| STATED EXERCISE |
Using the listing beneath this task, count the lines with the word "zoom" and write only the result.
──────── WORKING DATA
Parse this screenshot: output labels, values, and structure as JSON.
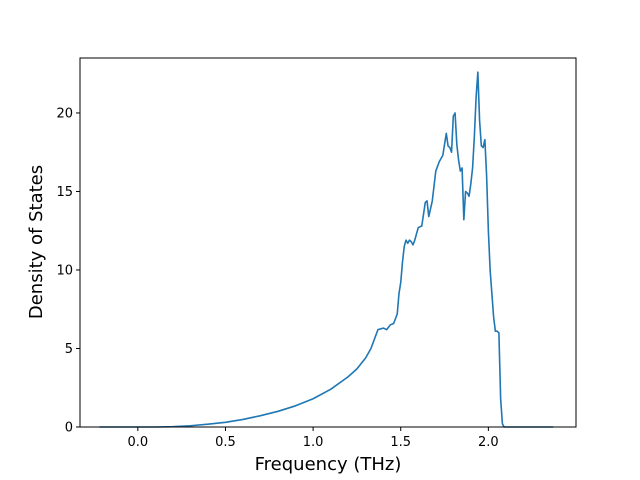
{
  "chart_data": {
    "type": "line",
    "title": "",
    "xlabel": "Frequency (THz)",
    "ylabel": "Density of States",
    "xlim": [
      -0.33,
      2.5
    ],
    "ylim": [
      0,
      23.5
    ],
    "xticks": [
      0.0,
      0.5,
      1.0,
      1.5,
      2.0
    ],
    "xtick_labels": [
      "0.0",
      "0.5",
      "1.0",
      "1.5",
      "2.0"
    ],
    "yticks": [
      0,
      5,
      10,
      15,
      20
    ],
    "ytick_labels": [
      "0",
      "5",
      "10",
      "15",
      "20"
    ],
    "grid": false,
    "legend": "none",
    "line_color": "#1f77b4",
    "series": [
      {
        "x": [
          -0.22,
          0.0,
          0.1,
          0.2,
          0.3,
          0.4,
          0.5,
          0.6,
          0.7,
          0.8,
          0.9,
          1.0,
          1.1,
          1.2,
          1.25,
          1.3,
          1.33,
          1.35,
          1.37,
          1.4,
          1.42,
          1.44,
          1.46,
          1.48,
          1.49,
          1.5,
          1.51,
          1.52,
          1.53,
          1.54,
          1.55,
          1.56,
          1.57,
          1.58,
          1.6,
          1.62,
          1.64,
          1.65,
          1.66,
          1.68,
          1.7,
          1.72,
          1.74,
          1.76,
          1.77,
          1.78,
          1.79,
          1.8,
          1.81,
          1.82,
          1.83,
          1.84,
          1.85,
          1.86,
          1.87,
          1.88,
          1.89,
          1.9,
          1.91,
          1.92,
          1.93,
          1.94,
          1.95,
          1.96,
          1.97,
          1.98,
          1.99,
          2.0,
          2.01,
          2.02,
          2.03,
          2.04,
          2.05,
          2.06,
          2.07,
          2.08,
          2.09,
          2.1,
          2.11,
          2.12,
          2.13,
          2.14,
          2.145,
          2.15,
          2.16,
          2.2,
          2.37
        ],
        "y": [
          0,
          0,
          0,
          0.02,
          0.08,
          0.18,
          0.3,
          0.48,
          0.72,
          1.0,
          1.35,
          1.8,
          2.4,
          3.2,
          3.7,
          4.4,
          5.0,
          5.6,
          6.2,
          6.3,
          6.2,
          6.5,
          6.6,
          7.2,
          8.5,
          9.2,
          10.5,
          11.5,
          11.9,
          11.7,
          11.9,
          11.8,
          11.6,
          11.9,
          12.7,
          12.8,
          14.3,
          14.4,
          13.4,
          14.4,
          16.3,
          16.9,
          17.3,
          18.7,
          17.9,
          17.8,
          17.5,
          19.8,
          20.0,
          18.0,
          17.0,
          16.3,
          16.5,
          13.2,
          15.0,
          14.9,
          14.7,
          15.5,
          16.5,
          18.5,
          21.0,
          22.6,
          19.5,
          17.9,
          17.8,
          18.3,
          16.0,
          12.5,
          10.0,
          8.5,
          7.0,
          6.1,
          6.1,
          6.0,
          1.8,
          0.2,
          0,
          0,
          0,
          0,
          0,
          0,
          0,
          0,
          0,
          0,
          0
        ]
      }
    ]
  }
}
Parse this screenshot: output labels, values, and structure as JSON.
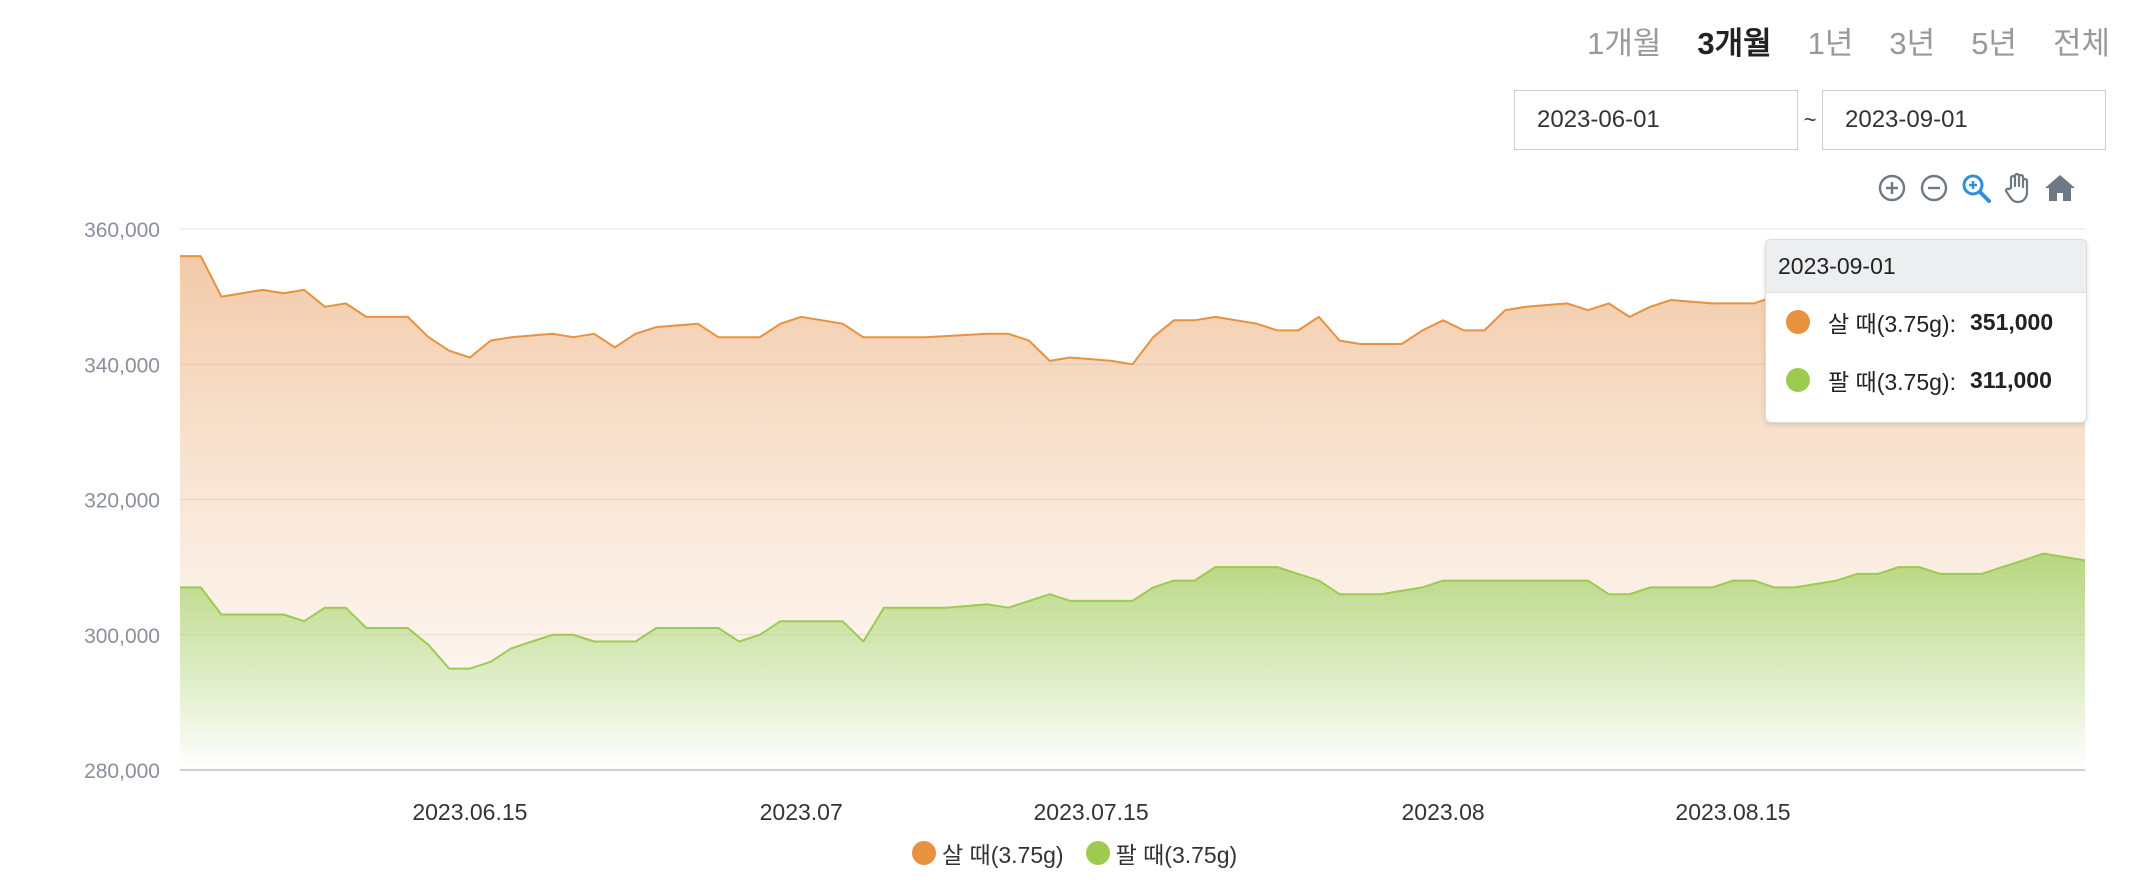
{
  "range_tabs": [
    {
      "label": "1개월",
      "active": false
    },
    {
      "label": "3개월",
      "active": true
    },
    {
      "label": "1년",
      "active": false
    },
    {
      "label": "3년",
      "active": false
    },
    {
      "label": "5년",
      "active": false
    },
    {
      "label": "전체",
      "active": false
    }
  ],
  "date_range": {
    "start": "2023-06-01",
    "separator": "~",
    "end": "2023-09-01"
  },
  "toolbar": {
    "icons": [
      "zoom-in-icon",
      "zoom-out-icon",
      "selection-zoom-icon",
      "pan-hand-icon",
      "reset-home-icon"
    ],
    "active_color": "#2f8ee0",
    "icon_color": "#6e7985"
  },
  "tooltip": {
    "title": "2023-09-01",
    "rows": [
      {
        "label": "살 때(3.75g):",
        "value": "351,000",
        "color": "#e8913f"
      },
      {
        "label": "팔 때(3.75g):",
        "value": "311,000",
        "color": "#9dcb50"
      }
    ]
  },
  "legend": [
    {
      "label": "살 때(3.75g)",
      "color": "#e8913f"
    },
    {
      "label": "팔 때(3.75g)",
      "color": "#9dcb50"
    }
  ],
  "chart_data": {
    "type": "area",
    "title": "",
    "xlabel": "",
    "ylabel": "",
    "x_range": [
      "2023-06-01",
      "2023-09-01"
    ],
    "ylim": [
      280000,
      360000
    ],
    "y_ticks": [
      {
        "value": 280000,
        "label": "280,000"
      },
      {
        "value": 300000,
        "label": "300,000"
      },
      {
        "value": 320000,
        "label": "320,000"
      },
      {
        "value": 340000,
        "label": "340,000"
      },
      {
        "value": 360000,
        "label": "360,000"
      }
    ],
    "x_ticks": [
      {
        "date": "2023-06-15",
        "label": "2023.06.15"
      },
      {
        "date": "2023-07-01",
        "label": "2023.07"
      },
      {
        "date": "2023-07-15",
        "label": "2023.07.15"
      },
      {
        "date": "2023-08-01",
        "label": "2023.08"
      },
      {
        "date": "2023-08-15",
        "label": "2023.08.15"
      }
    ],
    "grid": true,
    "legend_position": "bottom",
    "series": [
      {
        "name": "살 때(3.75g)",
        "color": "#e8913f",
        "points": [
          [
            "2023-06-01",
            356000
          ],
          [
            "2023-06-02",
            356000
          ],
          [
            "2023-06-03",
            350000
          ],
          [
            "2023-06-05",
            351000
          ],
          [
            "2023-06-06",
            350500
          ],
          [
            "2023-06-07",
            351000
          ],
          [
            "2023-06-08",
            348500
          ],
          [
            "2023-06-09",
            349000
          ],
          [
            "2023-06-10",
            347000
          ],
          [
            "2023-06-12",
            347000
          ],
          [
            "2023-06-13",
            344000
          ],
          [
            "2023-06-14",
            342000
          ],
          [
            "2023-06-15",
            341000
          ],
          [
            "2023-06-16",
            343500
          ],
          [
            "2023-06-17",
            344000
          ],
          [
            "2023-06-19",
            344500
          ],
          [
            "2023-06-20",
            344000
          ],
          [
            "2023-06-21",
            344500
          ],
          [
            "2023-06-22",
            342500
          ],
          [
            "2023-06-23",
            344500
          ],
          [
            "2023-06-24",
            345500
          ],
          [
            "2023-06-26",
            346000
          ],
          [
            "2023-06-27",
            344000
          ],
          [
            "2023-06-29",
            344000
          ],
          [
            "2023-06-30",
            346000
          ],
          [
            "2023-07-01",
            347000
          ],
          [
            "2023-07-03",
            346000
          ],
          [
            "2023-07-04",
            344000
          ],
          [
            "2023-07-07",
            344000
          ],
          [
            "2023-07-10",
            344500
          ],
          [
            "2023-07-11",
            344500
          ],
          [
            "2023-07-12",
            343500
          ],
          [
            "2023-07-13",
            340500
          ],
          [
            "2023-07-14",
            341000
          ],
          [
            "2023-07-16",
            340500
          ],
          [
            "2023-07-17",
            340000
          ],
          [
            "2023-07-18",
            344000
          ],
          [
            "2023-07-19",
            346500
          ],
          [
            "2023-07-20",
            346500
          ],
          [
            "2023-07-21",
            347000
          ],
          [
            "2023-07-23",
            346000
          ],
          [
            "2023-07-24",
            345000
          ],
          [
            "2023-07-25",
            345000
          ],
          [
            "2023-07-26",
            347000
          ],
          [
            "2023-07-27",
            343500
          ],
          [
            "2023-07-28",
            343000
          ],
          [
            "2023-07-30",
            343000
          ],
          [
            "2023-07-31",
            345000
          ],
          [
            "2023-08-01",
            346500
          ],
          [
            "2023-08-02",
            345000
          ],
          [
            "2023-08-03",
            345000
          ],
          [
            "2023-08-04",
            348000
          ],
          [
            "2023-08-05",
            348500
          ],
          [
            "2023-08-07",
            349000
          ],
          [
            "2023-08-08",
            348000
          ],
          [
            "2023-08-09",
            349000
          ],
          [
            "2023-08-10",
            347000
          ],
          [
            "2023-08-11",
            348500
          ],
          [
            "2023-08-12",
            349500
          ],
          [
            "2023-08-14",
            349000
          ],
          [
            "2023-08-16",
            349000
          ],
          [
            "2023-08-17",
            350000
          ],
          [
            "2023-08-18",
            349500
          ],
          [
            "2023-08-22",
            350000
          ],
          [
            "2023-08-25",
            350000
          ],
          [
            "2023-08-28",
            350500
          ],
          [
            "2023-08-30",
            351000
          ],
          [
            "2023-09-01",
            351000
          ]
        ]
      },
      {
        "name": "팔 때(3.75g)",
        "color": "#9dcb50",
        "points": [
          [
            "2023-06-01",
            307000
          ],
          [
            "2023-06-02",
            307000
          ],
          [
            "2023-06-03",
            303000
          ],
          [
            "2023-06-06",
            303000
          ],
          [
            "2023-06-07",
            302000
          ],
          [
            "2023-06-08",
            304000
          ],
          [
            "2023-06-09",
            304000
          ],
          [
            "2023-06-10",
            301000
          ],
          [
            "2023-06-12",
            301000
          ],
          [
            "2023-06-13",
            298500
          ],
          [
            "2023-06-14",
            295000
          ],
          [
            "2023-06-15",
            295000
          ],
          [
            "2023-06-16",
            296000
          ],
          [
            "2023-06-17",
            298000
          ],
          [
            "2023-06-18",
            299000
          ],
          [
            "2023-06-19",
            300000
          ],
          [
            "2023-06-20",
            300000
          ],
          [
            "2023-06-21",
            299000
          ],
          [
            "2023-06-23",
            299000
          ],
          [
            "2023-06-24",
            301000
          ],
          [
            "2023-06-27",
            301000
          ],
          [
            "2023-06-28",
            299000
          ],
          [
            "2023-06-29",
            300000
          ],
          [
            "2023-06-30",
            302000
          ],
          [
            "2023-07-03",
            302000
          ],
          [
            "2023-07-04",
            299000
          ],
          [
            "2023-07-05",
            304000
          ],
          [
            "2023-07-08",
            304000
          ],
          [
            "2023-07-10",
            304500
          ],
          [
            "2023-07-11",
            304000
          ],
          [
            "2023-07-12",
            305000
          ],
          [
            "2023-07-13",
            306000
          ],
          [
            "2023-07-14",
            305000
          ],
          [
            "2023-07-16",
            305000
          ],
          [
            "2023-07-17",
            305000
          ],
          [
            "2023-07-18",
            307000
          ],
          [
            "2023-07-19",
            308000
          ],
          [
            "2023-07-20",
            308000
          ],
          [
            "2023-07-21",
            310000
          ],
          [
            "2023-07-24",
            310000
          ],
          [
            "2023-07-25",
            309000
          ],
          [
            "2023-07-26",
            308000
          ],
          [
            "2023-07-27",
            306000
          ],
          [
            "2023-07-29",
            306000
          ],
          [
            "2023-07-31",
            307000
          ],
          [
            "2023-08-01",
            308000
          ],
          [
            "2023-08-08",
            308000
          ],
          [
            "2023-08-09",
            306000
          ],
          [
            "2023-08-10",
            306000
          ],
          [
            "2023-08-11",
            307000
          ],
          [
            "2023-08-14",
            307000
          ],
          [
            "2023-08-15",
            308000
          ],
          [
            "2023-08-16",
            308000
          ],
          [
            "2023-08-17",
            307000
          ],
          [
            "2023-08-18",
            307000
          ],
          [
            "2023-08-20",
            308000
          ],
          [
            "2023-08-21",
            309000
          ],
          [
            "2023-08-22",
            309000
          ],
          [
            "2023-08-23",
            310000
          ],
          [
            "2023-08-24",
            310000
          ],
          [
            "2023-08-25",
            309000
          ],
          [
            "2023-08-27",
            309000
          ],
          [
            "2023-08-28",
            310000
          ],
          [
            "2023-08-29",
            311000
          ],
          [
            "2023-08-30",
            312000
          ],
          [
            "2023-09-01",
            311000
          ]
        ]
      }
    ]
  }
}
────────────────
| THE COMPLETED TASK |
3